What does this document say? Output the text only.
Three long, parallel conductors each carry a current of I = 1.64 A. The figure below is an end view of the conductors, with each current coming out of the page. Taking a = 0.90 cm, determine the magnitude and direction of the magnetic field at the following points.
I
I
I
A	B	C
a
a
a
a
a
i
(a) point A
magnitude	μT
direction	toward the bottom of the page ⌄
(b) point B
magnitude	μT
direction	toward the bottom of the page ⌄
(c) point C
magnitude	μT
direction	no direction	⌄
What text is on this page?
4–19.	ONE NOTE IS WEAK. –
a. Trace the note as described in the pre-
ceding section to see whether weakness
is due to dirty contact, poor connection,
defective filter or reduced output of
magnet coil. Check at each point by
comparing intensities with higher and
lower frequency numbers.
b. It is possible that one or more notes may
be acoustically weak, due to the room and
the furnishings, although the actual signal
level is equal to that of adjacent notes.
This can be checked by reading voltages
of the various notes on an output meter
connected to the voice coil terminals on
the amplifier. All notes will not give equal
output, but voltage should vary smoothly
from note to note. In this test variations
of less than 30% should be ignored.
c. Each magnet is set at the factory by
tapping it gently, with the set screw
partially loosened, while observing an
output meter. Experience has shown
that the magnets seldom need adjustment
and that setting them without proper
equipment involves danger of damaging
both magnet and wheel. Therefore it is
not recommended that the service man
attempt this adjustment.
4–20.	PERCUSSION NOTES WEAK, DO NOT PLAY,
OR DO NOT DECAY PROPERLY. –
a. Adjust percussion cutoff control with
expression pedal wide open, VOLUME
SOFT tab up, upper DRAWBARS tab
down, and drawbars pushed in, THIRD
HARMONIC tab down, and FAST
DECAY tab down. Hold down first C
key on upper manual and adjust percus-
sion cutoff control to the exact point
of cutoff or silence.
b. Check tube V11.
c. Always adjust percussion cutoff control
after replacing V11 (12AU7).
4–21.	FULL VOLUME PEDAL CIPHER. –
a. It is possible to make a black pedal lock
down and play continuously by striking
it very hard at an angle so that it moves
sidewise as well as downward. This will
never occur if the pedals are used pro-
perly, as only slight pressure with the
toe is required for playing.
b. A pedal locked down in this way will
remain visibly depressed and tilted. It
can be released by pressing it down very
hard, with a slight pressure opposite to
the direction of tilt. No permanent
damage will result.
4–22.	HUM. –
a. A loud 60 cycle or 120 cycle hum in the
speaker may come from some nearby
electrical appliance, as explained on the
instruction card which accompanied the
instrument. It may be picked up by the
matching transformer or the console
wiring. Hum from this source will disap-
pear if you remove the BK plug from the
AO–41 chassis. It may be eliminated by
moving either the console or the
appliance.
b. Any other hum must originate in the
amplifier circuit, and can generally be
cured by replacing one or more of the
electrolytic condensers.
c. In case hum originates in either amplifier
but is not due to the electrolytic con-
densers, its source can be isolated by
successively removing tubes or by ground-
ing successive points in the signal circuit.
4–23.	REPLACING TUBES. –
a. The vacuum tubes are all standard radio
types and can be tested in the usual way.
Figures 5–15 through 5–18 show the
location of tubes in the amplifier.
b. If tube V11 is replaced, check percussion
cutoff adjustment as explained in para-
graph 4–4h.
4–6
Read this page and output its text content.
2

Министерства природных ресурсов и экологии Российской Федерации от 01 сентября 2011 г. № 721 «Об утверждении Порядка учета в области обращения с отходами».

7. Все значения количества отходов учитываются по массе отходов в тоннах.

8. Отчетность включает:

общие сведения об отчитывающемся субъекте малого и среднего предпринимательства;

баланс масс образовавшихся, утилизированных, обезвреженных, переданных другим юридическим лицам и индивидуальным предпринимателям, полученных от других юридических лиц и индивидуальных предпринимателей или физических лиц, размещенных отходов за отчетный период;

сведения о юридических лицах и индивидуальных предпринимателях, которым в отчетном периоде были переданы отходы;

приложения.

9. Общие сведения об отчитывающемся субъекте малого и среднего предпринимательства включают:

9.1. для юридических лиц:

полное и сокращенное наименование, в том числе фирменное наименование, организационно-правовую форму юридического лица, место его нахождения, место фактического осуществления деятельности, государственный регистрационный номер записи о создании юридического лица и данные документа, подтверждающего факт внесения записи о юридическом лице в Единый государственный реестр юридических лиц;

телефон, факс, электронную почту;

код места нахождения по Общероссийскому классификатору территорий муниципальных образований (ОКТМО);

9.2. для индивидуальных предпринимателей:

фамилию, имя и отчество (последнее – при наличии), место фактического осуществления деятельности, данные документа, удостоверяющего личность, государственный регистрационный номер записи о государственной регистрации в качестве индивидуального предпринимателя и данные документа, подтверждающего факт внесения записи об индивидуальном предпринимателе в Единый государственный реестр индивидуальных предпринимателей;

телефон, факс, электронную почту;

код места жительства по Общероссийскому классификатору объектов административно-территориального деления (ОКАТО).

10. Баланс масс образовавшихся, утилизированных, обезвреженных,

- - - -

# THE EXERCISE
All the entries above need to be reproduced exactly.

# SOLUTION BELOW
What does this document say? Output the text only.
Three long, parallel conductors each carry a current of I = 1.64 A. The figure below is an end view of the conductors, with each current coming out of the page. Taking a = 0.90 cm, determine the magnitude and direction of the magnetic field at the following points.
I
I
I
A	B	C
a
a
a
a
a
i
(a) point A
magnitude	μT
direction	toward the bottom of the page ⌄
(b) point B
magnitude	μT
direction	toward the bottom of the page ⌄
(c) point C
magnitude	μT
direction	no direction	⌄
What text is on this page?
4–19.	ONE NOTE IS WEAK. –
a. Trace the note as described in the pre-
ceding section to see whether weakness
is due to dirty contact, poor connection,
defective filter or reduced output of
magnet coil. Check at each point by
comparing intensities with higher and
lower frequency numbers.
b. It is possible that one or more notes may
be acoustically weak, due to the room and
the furnishings, although the actual signal
level is equal to that of adjacent notes.
This can be checked by reading voltages
of the various notes on an output meter
connected to the voice coil terminals on
the amplifier. All notes will not give equal
output, but voltage should vary smoothly
from note to note. In this test variations
of less than 30% should be ignored.
c. Each magnet is set at the factory by
tapping it gently, with the set screw
partially loosened, while observing an
output meter. Experience has shown
that the magnets seldom need adjustment
and that setting them without proper
equipment involves danger of damaging
both magnet and wheel. Therefore it is
not recommended that the service man
attempt this adjustment.
4–20.	PERCUSSION NOTES WEAK, DO NOT PLAY,
OR DO NOT DECAY PROPERLY. –
a. Adjust percussion cutoff control with
expression pedal wide open, VOLUME
SOFT tab up, upper DRAWBARS tab
down, and drawbars pushed in, THIRD
HARMONIC tab down, and FAST
DECAY tab down. Hold down first C
key on upper manual and adjust percus-
sion cutoff control to the exact point
of cutoff or silence.
b. Check tube V11.
c. Always adjust percussion cutoff control
after replacing V11 (12AU7).
4–21.	FULL VOLUME PEDAL CIPHER. –
a. It is possible to make a black pedal lock
down and play continuously by striking
it very hard at an angle so that it moves
sidewise as well as downward. This will
never occur if the pedals are used pro-
perly, as only slight pressure with the
toe is required for playing.
b. A pedal locked down in this way will
remain visibly depressed and tilted. It
can be released by pressing it down very
hard, with a slight pressure opposite to
the direction of tilt. No permanent
damage will result.
4–22.	HUM. –
a. A loud 60 cycle or 120 cycle hum in the
speaker may come from some nearby
electrical appliance, as explained on the
instruction card which accompanied the
instrument. It may be picked up by the
matching transformer or the console
wiring. Hum from this source will disap-
pear if you remove the BK plug from the
AO–41 chassis. It may be eliminated by
moving either the console or the
appliance.
b. Any other hum must originate in the
amplifier circuit, and can generally be
cured by replacing one or more of the
electrolytic condensers.
c. In case hum originates in either amplifier
but is not due to the electrolytic con-
densers, its source can be isolated by
successively removing tubes or by ground-
ing successive points in the signal circuit.
4–23.	REPLACING TUBES. –
a. The vacuum tubes are all standard radio
types and can be tested in the usual way.
Figures 5–15 through 5–18 show the
location of tubes in the amplifier.
b. If tube V11 is replaced, check percussion
cutoff adjustment as explained in para-
graph 4–4h.
4–6
Read this page and output its text content.
2

Министерства природных ресурсов и экологии Российской Федерации от 01 сентября 2011 г. № 721 «Об утверждении Порядка учета в области обращения с отходами».

7. Все значения количества отходов учитываются по массе отходов в тоннах.

8. Отчетность включает:

общие сведения об отчитывающемся субъекте малого и среднего предпринимательства;

баланс масс образовавшихся, утилизированных, обезвреженных, переданных другим юридическим лицам и индивидуальным предпринимателям, полученных от других юридических лиц и индивидуальных предпринимателей или физических лиц, размещенных отходов за отчетный период;

сведения о юридических лицах и индивидуальных предпринимателях, которым в отчетном периоде были переданы отходы;

приложения.

9. Общие сведения об отчитывающемся субъекте малого и среднего предпринимательства включают:

9.1. для юридических лиц:

полное и сокращенное наименование, в том числе фирменное наименование, организационно-правовую форму юридического лица, место его нахождения, место фактического осуществления деятельности, государственный регистрационный номер записи о создании юридического лица и данные документа, подтверждающего факт внесения записи о юридическом лице в Единый государственный реестр юридических лиц;

телефон, факс, электронную почту;

код места нахождения по Общероссийскому классификатору территорий муниципальных образований (ОКТМО);

9.2. для индивидуальных предпринимателей:

фамилию, имя и отчество (последнее – при наличии), место фактического осуществления деятельности, данные документа, удостоверяющего личность, государственный регистрационный номер записи о государственной регистрации в качестве индивидуального предпринимателя и данные документа, подтверждающего факт внесения записи об индивидуальном предпринимателе в Единый государственный реестр индивидуальных предпринимателей;

телефон, факс, электронную почту;

код места жительства по Общероссийскому классификатору объектов административно-территориального деления (ОКАТО).

10. Баланс масс образовавшихся, утилизированных, обезвреженных,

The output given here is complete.